▶ Records for this task
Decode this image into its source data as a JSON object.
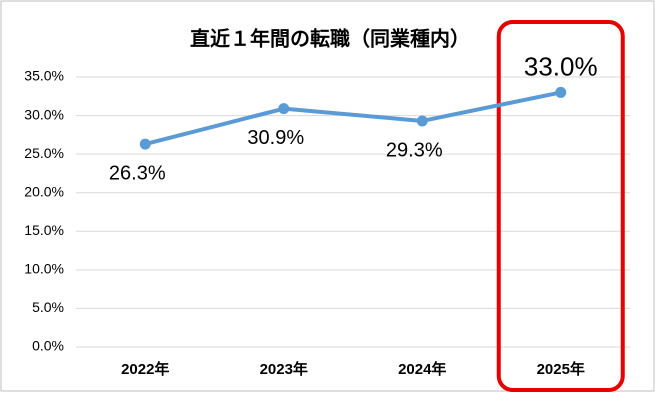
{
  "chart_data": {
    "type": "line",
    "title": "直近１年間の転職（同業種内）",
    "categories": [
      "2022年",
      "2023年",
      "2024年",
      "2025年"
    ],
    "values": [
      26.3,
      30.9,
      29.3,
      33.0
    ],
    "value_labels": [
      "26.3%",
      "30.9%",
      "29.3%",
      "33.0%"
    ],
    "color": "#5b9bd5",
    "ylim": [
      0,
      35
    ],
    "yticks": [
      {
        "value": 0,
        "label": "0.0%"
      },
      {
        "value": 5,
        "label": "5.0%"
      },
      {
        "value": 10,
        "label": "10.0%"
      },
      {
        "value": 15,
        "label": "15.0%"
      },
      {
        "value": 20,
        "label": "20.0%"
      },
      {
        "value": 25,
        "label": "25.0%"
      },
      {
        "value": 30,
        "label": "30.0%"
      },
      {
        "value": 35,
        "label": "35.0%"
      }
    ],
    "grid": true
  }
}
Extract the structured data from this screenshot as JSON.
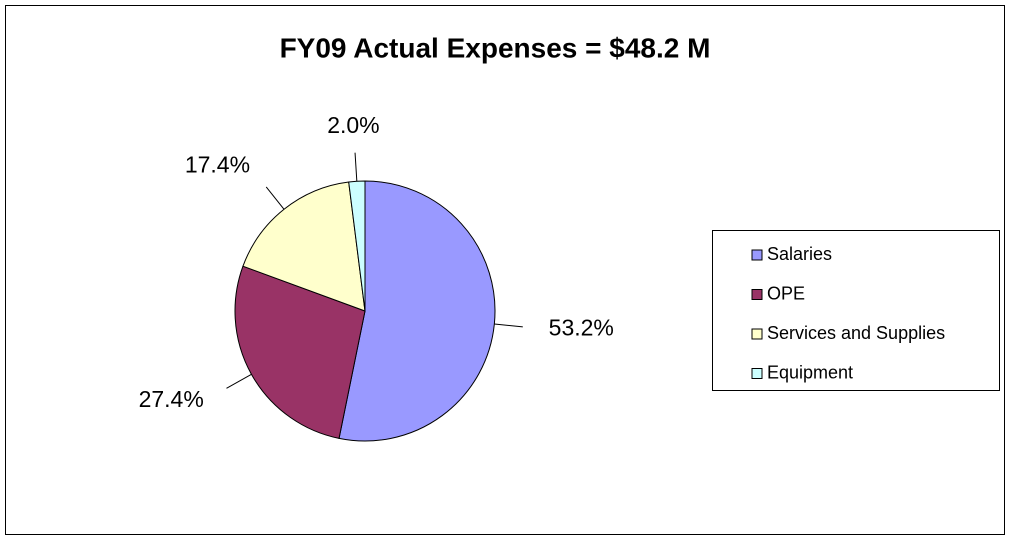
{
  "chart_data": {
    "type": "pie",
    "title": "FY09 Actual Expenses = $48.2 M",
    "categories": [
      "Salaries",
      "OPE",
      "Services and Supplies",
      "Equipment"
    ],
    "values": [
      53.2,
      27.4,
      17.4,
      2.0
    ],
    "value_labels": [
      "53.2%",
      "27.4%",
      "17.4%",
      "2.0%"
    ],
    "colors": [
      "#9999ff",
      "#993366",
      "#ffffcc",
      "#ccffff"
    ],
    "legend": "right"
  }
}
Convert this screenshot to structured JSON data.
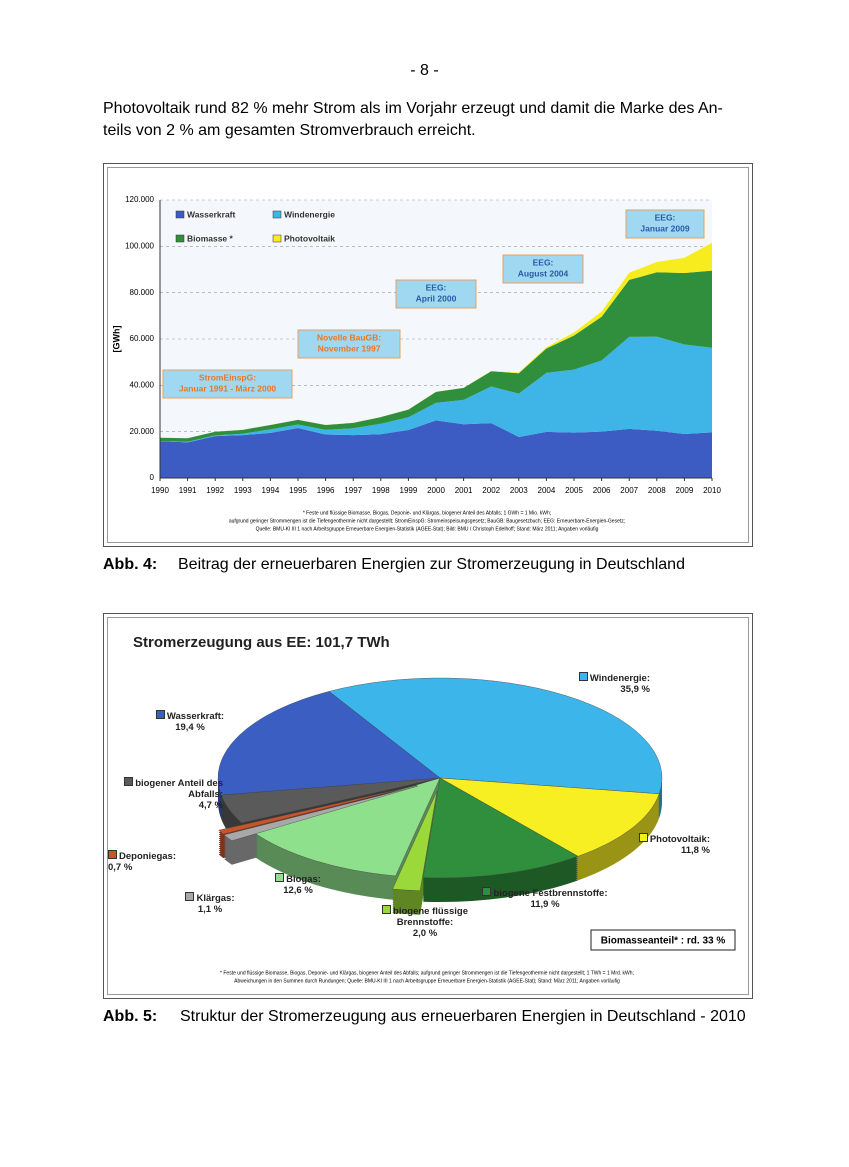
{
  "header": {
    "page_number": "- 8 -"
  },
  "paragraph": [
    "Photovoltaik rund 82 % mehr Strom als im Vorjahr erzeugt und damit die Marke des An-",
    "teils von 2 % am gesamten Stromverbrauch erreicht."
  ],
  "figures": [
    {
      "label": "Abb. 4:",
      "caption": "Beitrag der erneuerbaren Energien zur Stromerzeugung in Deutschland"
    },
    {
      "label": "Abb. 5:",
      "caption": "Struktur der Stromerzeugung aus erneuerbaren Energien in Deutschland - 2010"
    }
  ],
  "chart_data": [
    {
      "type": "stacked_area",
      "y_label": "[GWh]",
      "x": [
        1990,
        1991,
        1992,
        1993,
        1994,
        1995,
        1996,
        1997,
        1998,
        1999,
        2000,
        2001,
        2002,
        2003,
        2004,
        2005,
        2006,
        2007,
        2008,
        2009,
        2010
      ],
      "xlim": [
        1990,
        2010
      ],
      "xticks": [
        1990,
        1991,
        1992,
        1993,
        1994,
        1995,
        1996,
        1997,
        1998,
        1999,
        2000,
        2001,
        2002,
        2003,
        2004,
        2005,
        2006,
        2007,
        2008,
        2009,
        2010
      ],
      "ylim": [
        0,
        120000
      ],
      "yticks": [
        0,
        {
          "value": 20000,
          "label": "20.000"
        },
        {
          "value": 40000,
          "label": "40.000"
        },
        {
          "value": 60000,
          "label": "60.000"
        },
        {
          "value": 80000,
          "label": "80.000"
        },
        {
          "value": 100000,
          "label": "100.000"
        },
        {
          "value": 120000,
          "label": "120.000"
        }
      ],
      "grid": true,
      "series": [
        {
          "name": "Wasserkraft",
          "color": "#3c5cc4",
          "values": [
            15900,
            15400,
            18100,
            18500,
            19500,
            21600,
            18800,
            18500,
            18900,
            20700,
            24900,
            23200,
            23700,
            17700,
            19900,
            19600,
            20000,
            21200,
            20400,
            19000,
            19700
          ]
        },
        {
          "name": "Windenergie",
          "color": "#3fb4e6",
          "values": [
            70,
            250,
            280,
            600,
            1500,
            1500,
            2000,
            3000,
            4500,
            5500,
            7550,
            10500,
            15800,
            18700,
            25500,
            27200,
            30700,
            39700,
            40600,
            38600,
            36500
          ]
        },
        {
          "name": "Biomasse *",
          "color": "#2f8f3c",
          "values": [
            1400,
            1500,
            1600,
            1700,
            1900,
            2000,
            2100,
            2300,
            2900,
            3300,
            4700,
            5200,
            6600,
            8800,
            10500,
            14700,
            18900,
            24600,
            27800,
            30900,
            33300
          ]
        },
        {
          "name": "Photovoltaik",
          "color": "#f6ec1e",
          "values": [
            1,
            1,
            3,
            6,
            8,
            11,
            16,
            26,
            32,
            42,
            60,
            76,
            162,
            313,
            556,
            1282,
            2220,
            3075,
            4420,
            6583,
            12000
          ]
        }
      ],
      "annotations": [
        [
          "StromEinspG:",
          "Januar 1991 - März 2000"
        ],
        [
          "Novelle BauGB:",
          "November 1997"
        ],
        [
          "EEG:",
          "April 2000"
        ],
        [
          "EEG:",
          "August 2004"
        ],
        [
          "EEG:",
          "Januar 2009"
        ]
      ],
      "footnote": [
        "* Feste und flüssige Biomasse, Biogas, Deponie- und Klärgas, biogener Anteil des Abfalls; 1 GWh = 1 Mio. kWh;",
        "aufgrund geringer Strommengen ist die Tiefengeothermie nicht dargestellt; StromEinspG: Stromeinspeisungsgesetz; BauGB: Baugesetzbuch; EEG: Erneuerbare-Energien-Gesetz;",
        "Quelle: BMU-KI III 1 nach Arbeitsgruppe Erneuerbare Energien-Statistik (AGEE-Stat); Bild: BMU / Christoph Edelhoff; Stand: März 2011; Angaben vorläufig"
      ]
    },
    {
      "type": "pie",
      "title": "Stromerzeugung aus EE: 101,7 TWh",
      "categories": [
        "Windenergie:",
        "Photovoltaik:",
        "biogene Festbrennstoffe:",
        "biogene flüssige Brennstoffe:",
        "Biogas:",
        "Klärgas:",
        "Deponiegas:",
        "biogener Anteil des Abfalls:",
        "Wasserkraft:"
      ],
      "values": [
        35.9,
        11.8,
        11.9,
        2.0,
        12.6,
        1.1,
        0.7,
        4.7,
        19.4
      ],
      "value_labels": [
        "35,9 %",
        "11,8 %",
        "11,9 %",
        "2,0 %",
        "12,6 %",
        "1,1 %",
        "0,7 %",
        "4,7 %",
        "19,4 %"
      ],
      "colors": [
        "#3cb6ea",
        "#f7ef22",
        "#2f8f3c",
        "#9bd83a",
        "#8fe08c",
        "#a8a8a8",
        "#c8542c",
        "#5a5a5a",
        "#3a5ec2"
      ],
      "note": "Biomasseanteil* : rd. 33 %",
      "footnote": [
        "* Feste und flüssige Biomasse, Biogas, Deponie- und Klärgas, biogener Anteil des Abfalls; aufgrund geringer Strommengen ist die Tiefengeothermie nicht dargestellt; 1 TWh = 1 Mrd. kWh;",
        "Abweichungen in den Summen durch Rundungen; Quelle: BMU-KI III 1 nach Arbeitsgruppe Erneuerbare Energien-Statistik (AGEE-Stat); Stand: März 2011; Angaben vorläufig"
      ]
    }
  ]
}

▶ To do
Pictures stay out; repeat all the rest of the records exactly.

▶ Correct answer
Decode this image into its source data as a JSON object.
{
  "chart_data": {
    "type": "line",
    "title": "直近１年間の転職（同業種内）",
    "categories": [
      "2022年",
      "2023年",
      "2024年",
      "2025年"
    ],
    "values": [
      26.3,
      30.9,
      29.3,
      33.0
    ],
    "value_labels": [
      "26.3%",
      "30.9%",
      "29.3%",
      "33.0%"
    ],
    "color": "#5b9bd5",
    "ylim": [
      0,
      35
    ],
    "yticks": [
      {
        "value": 0,
        "label": "0.0%"
      },
      {
        "value": 5,
        "label": "5.0%"
      },
      {
        "value": 10,
        "label": "10.0%"
      },
      {
        "value": 15,
        "label": "15.0%"
      },
      {
        "value": 20,
        "label": "20.0%"
      },
      {
        "value": 25,
        "label": "25.0%"
      },
      {
        "value": 30,
        "label": "30.0%"
      },
      {
        "value": 35,
        "label": "35.0%"
      }
    ],
    "grid": true
  }
}
Extract the structured data from this screenshot as JSON.
{
  "chart_data": {
    "type": "pie",
    "title": "FY09 Actual Expenses = $48.2 M",
    "categories": [
      "Salaries",
      "OPE",
      "Services and Supplies",
      "Equipment"
    ],
    "values": [
      53.2,
      27.4,
      17.4,
      2.0
    ],
    "value_labels": [
      "53.2%",
      "27.4%",
      "17.4%",
      "2.0%"
    ],
    "colors": [
      "#9999ff",
      "#993366",
      "#ffffcc",
      "#ccffff"
    ],
    "legend": "right"
  }
}
Convert this screenshot to structured JSON data.
{
  "header": {
    "page_number": "- 8 -"
  },
  "paragraph": [
    "Photovoltaik rund 82 % mehr Strom als im Vorjahr erzeugt und damit die Marke des An-",
    "teils von 2 % am gesamten Stromverbrauch erreicht."
  ],
  "figures": [
    {
      "label": "Abb. 4:",
      "caption": "Beitrag der erneuerbaren Energien zur Stromerzeugung in Deutschland"
    },
    {
      "label": "Abb. 5:",
      "caption": "Struktur der Stromerzeugung aus erneuerbaren Energien in Deutschland - 2010"
    }
  ],
  "chart_data": [
    {
      "type": "stacked_area",
      "y_label": "[GWh]",
      "x": [
        1990,
        1991,
        1992,
        1993,
        1994,
        1995,
        1996,
        1997,
        1998,
        1999,
        2000,
        2001,
        2002,
        2003,
        2004,
        2005,
        2006,
        2007,
        2008,
        2009,
        2010
      ],
      "xlim": [
        1990,
        2010
      ],
      "xticks": [
        1990,
        1991,
        1992,
        1993,
        1994,
        1995,
        1996,
        1997,
        1998,
        1999,
        2000,
        2001,
        2002,
        2003,
        2004,
        2005,
        2006,
        2007,
        2008,
        2009,
        2010
      ],
      "ylim": [
        0,
        120000
      ],
      "yticks": [
        0,
        {
          "value": 20000,
          "label": "20.000"
        },
        {
          "value": 40000,
          "label": "40.000"
        },
        {
          "value": 60000,
          "label": "60.000"
        },
        {
          "value": 80000,
          "label": "80.000"
        },
        {
          "value": 100000,
          "label": "100.000"
        },
        {
          "value": 120000,
          "label": "120.000"
        }
      ],
      "grid": true,
      "series": [
        {
          "name": "Wasserkraft",
          "color": "#3c5cc4",
          "values": [
            15900,
            15400,
            18100,
            18500,
            19500,
            21600,
            18800,
            18500,
            18900,
            20700,
            24900,
            23200,
            23700,
            17700,
            19900,
            19600,
            20000,
            21200,
            20400,
            19000,
            19700
          ]
        },
        {
          "name": "Windenergie",
          "color": "#3fb4e6",
          "values": [
            70,
            250,
            280,
            600,
            1500,
            1500,
            2000,
            3000,
            4500,
            5500,
            7550,
            10500,
            15800,
            18700,
            25500,
            27200,
            30700,
            39700,
            40600,
            38600,
            36500
          ]
        },
        {
          "name": "Biomasse *",
          "color": "#2f8f3c",
          "values": [
            1400,
            1500,
            1600,
            1700,
            1900,
            2000,
            2100,
            2300,
            2900,
            3300,
            4700,
            5200,
            6600,
            8800,
            10500,
            14700,
            18900,
            24600,
            27800,
            30900,
            33300
          ]
        },
        {
          "name": "Photovoltaik",
          "color": "#f6ec1e",
          "values": [
            1,
            1,
            3,
            6,
            8,
            11,
            16,
            26,
            32,
            42,
            60,
            76,
            162,
            313,
            556,
            1282,
            2220,
            3075,
            4420,
            6583,
            12000
          ]
        }
      ],
      "annotations": [
        [
          "StromEinspG:",
          "Januar 1991 - März 2000"
        ],
        [
          "Novelle BauGB:",
          "November 1997"
        ],
        [
          "EEG:",
          "April 2000"
        ],
        [
          "EEG:",
          "August 2004"
        ],
        [
          "EEG:",
          "Januar 2009"
        ]
      ],
      "footnote": [
        "* Feste und flüssige Biomasse, Biogas, Deponie- und Klärgas, biogener Anteil des Abfalls; 1 GWh = 1 Mio. kWh;",
        "aufgrund geringer Strommengen ist die Tiefengeothermie nicht dargestellt; StromEinspG: Stromeinspeisungsgesetz; BauGB: Baugesetzbuch; EEG: Erneuerbare-Energien-Gesetz;",
        "Quelle: BMU-KI III 1 nach Arbeitsgruppe Erneuerbare Energien-Statistik (AGEE-Stat); Bild: BMU / Christoph Edelhoff; Stand: März 2011; Angaben vorläufig"
      ]
    },
    {
      "type": "pie",
      "title": "Stromerzeugung aus EE: 101,7 TWh",
      "categories": [
        "Windenergie:",
        "Photovoltaik:",
        "biogene Festbrennstoffe:",
        "biogene flüssige Brennstoffe:",
        "Biogas:",
        "Klärgas:",
        "Deponiegas:",
        "biogener Anteil des Abfalls:",
        "Wasserkraft:"
      ],
      "values": [
        35.9,
        11.8,
        11.9,
        2.0,
        12.6,
        1.1,
        0.7,
        4.7,
        19.4
      ],
      "value_labels": [
        "35,9 %",
        "11,8 %",
        "11,9 %",
        "2,0 %",
        "12,6 %",
        "1,1 %",
        "0,7 %",
        "4,7 %",
        "19,4 %"
      ],
      "colors": [
        "#3cb6ea",
        "#f7ef22",
        "#2f8f3c",
        "#9bd83a",
        "#8fe08c",
        "#a8a8a8",
        "#c8542c",
        "#5a5a5a",
        "#3a5ec2"
      ],
      "note": "Biomasseanteil* : rd. 33 %",
      "footnote": [
        "* Feste und flüssige Biomasse, Biogas, Deponie- und Klärgas, biogener Anteil des Abfalls; aufgrund geringer Strommengen ist die Tiefengeothermie nicht dargestellt; 1 TWh = 1 Mrd. kWh;",
        "Abweichungen in den Summen durch Rundungen; Quelle: BMU-KI III 1 nach Arbeitsgruppe Erneuerbare Energien-Statistik (AGEE-Stat); Stand: März 2011; Angaben vorläufig"
      ]
    }
  ]
}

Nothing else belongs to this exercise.